(Data entries for graphics)
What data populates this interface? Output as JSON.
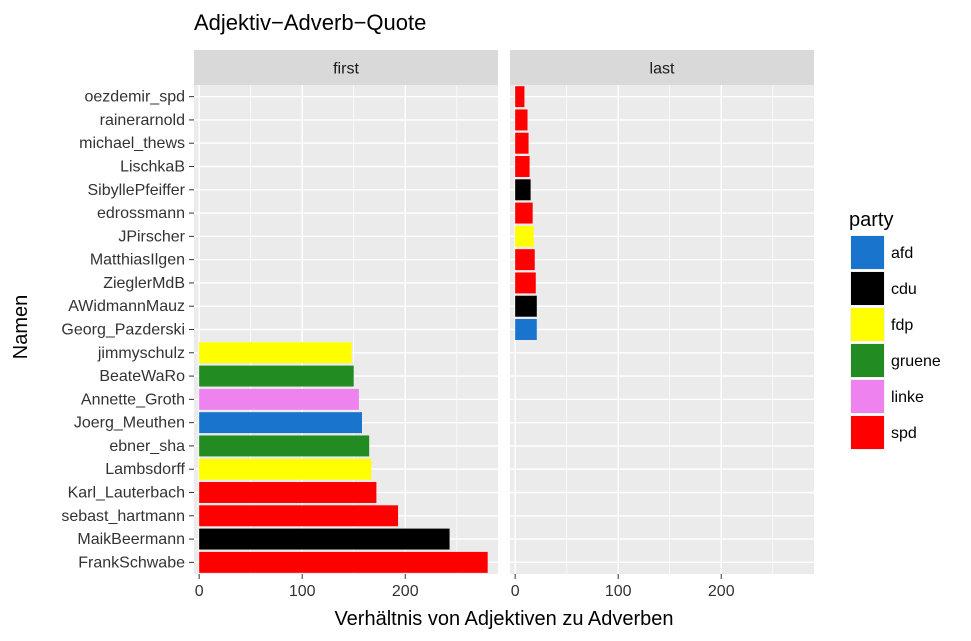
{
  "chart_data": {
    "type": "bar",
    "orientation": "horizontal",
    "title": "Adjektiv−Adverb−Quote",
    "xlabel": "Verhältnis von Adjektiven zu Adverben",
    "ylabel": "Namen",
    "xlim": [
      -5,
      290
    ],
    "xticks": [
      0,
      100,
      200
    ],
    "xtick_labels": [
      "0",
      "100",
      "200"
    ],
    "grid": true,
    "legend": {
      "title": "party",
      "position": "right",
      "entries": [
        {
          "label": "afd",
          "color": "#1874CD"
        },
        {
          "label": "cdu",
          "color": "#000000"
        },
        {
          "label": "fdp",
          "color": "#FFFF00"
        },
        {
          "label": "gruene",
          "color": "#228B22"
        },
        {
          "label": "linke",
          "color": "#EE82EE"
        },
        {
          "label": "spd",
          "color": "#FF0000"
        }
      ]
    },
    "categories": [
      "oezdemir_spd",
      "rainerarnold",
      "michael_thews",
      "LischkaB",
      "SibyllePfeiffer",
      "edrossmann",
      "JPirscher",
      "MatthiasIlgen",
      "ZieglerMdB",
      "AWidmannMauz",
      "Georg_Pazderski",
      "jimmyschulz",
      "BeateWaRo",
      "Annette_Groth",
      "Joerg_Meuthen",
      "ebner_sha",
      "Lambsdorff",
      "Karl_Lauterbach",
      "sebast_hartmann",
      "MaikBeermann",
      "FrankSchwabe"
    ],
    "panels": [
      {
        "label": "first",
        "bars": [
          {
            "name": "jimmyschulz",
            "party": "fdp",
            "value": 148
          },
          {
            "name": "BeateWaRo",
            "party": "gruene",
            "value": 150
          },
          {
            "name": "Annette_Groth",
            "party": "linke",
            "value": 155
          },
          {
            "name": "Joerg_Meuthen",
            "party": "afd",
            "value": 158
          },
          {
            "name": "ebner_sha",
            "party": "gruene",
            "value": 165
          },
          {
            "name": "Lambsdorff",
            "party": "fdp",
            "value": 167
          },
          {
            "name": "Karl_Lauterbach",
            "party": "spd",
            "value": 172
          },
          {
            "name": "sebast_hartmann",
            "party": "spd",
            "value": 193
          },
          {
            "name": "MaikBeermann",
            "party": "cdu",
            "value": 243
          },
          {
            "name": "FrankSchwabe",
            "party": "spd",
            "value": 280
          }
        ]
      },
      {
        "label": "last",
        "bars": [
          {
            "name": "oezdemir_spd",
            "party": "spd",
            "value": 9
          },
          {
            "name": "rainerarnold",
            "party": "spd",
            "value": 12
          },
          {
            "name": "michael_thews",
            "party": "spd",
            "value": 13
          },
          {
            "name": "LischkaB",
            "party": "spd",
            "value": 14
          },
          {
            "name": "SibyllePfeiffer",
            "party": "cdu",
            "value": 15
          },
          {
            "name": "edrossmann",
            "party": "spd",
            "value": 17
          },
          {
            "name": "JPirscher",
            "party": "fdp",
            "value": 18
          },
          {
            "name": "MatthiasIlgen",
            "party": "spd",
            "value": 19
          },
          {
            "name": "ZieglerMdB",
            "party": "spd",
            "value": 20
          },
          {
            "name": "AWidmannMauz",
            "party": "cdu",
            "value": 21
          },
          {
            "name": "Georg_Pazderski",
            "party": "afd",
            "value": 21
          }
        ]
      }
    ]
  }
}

DIRECTION:
Set down the complete material exactly, but do not include the images.

TASK SOLUTION:
What data populates this interface? Output as JSON.
{
  "chart_data": {
    "type": "bar",
    "orientation": "horizontal",
    "title": "Adjektiv−Adverb−Quote",
    "xlabel": "Verhältnis von Adjektiven zu Adverben",
    "ylabel": "Namen",
    "xlim": [
      -5,
      290
    ],
    "xticks": [
      0,
      100,
      200
    ],
    "xtick_labels": [
      "0",
      "100",
      "200"
    ],
    "grid": true,
    "legend": {
      "title": "party",
      "position": "right",
      "entries": [
        {
          "label": "afd",
          "color": "#1874CD"
        },
        {
          "label": "cdu",
          "color": "#000000"
        },
        {
          "label": "fdp",
          "color": "#FFFF00"
        },
        {
          "label": "gruene",
          "color": "#228B22"
        },
        {
          "label": "linke",
          "color": "#EE82EE"
        },
        {
          "label": "spd",
          "color": "#FF0000"
        }
      ]
    },
    "categories": [
      "oezdemir_spd",
      "rainerarnold",
      "michael_thews",
      "LischkaB",
      "SibyllePfeiffer",
      "edrossmann",
      "JPirscher",
      "MatthiasIlgen",
      "ZieglerMdB",
      "AWidmannMauz",
      "Georg_Pazderski",
      "jimmyschulz",
      "BeateWaRo",
      "Annette_Groth",
      "Joerg_Meuthen",
      "ebner_sha",
      "Lambsdorff",
      "Karl_Lauterbach",
      "sebast_hartmann",
      "MaikBeermann",
      "FrankSchwabe"
    ],
    "panels": [
      {
        "label": "first",
        "bars": [
          {
            "name": "jimmyschulz",
            "party": "fdp",
            "value": 148
          },
          {
            "name": "BeateWaRo",
            "party": "gruene",
            "value": 150
          },
          {
            "name": "Annette_Groth",
            "party": "linke",
            "value": 155
          },
          {
            "name": "Joerg_Meuthen",
            "party": "afd",
            "value": 158
          },
          {
            "name": "ebner_sha",
            "party": "gruene",
            "value": 165
          },
          {
            "name": "Lambsdorff",
            "party": "fdp",
            "value": 167
          },
          {
            "name": "Karl_Lauterbach",
            "party": "spd",
            "value": 172
          },
          {
            "name": "sebast_hartmann",
            "party": "spd",
            "value": 193
          },
          {
            "name": "MaikBeermann",
            "party": "cdu",
            "value": 243
          },
          {
            "name": "FrankSchwabe",
            "party": "spd",
            "value": 280
          }
        ]
      },
      {
        "label": "last",
        "bars": [
          {
            "name": "oezdemir_spd",
            "party": "spd",
            "value": 9
          },
          {
            "name": "rainerarnold",
            "party": "spd",
            "value": 12
          },
          {
            "name": "michael_thews",
            "party": "spd",
            "value": 13
          },
          {
            "name": "LischkaB",
            "party": "spd",
            "value": 14
          },
          {
            "name": "SibyllePfeiffer",
            "party": "cdu",
            "value": 15
          },
          {
            "name": "edrossmann",
            "party": "spd",
            "value": 17
          },
          {
            "name": "JPirscher",
            "party": "fdp",
            "value": 18
          },
          {
            "name": "MatthiasIlgen",
            "party": "spd",
            "value": 19
          },
          {
            "name": "ZieglerMdB",
            "party": "spd",
            "value": 20
          },
          {
            "name": "AWidmannMauz",
            "party": "cdu",
            "value": 21
          },
          {
            "name": "Georg_Pazderski",
            "party": "afd",
            "value": 21
          }
        ]
      }
    ]
  }
}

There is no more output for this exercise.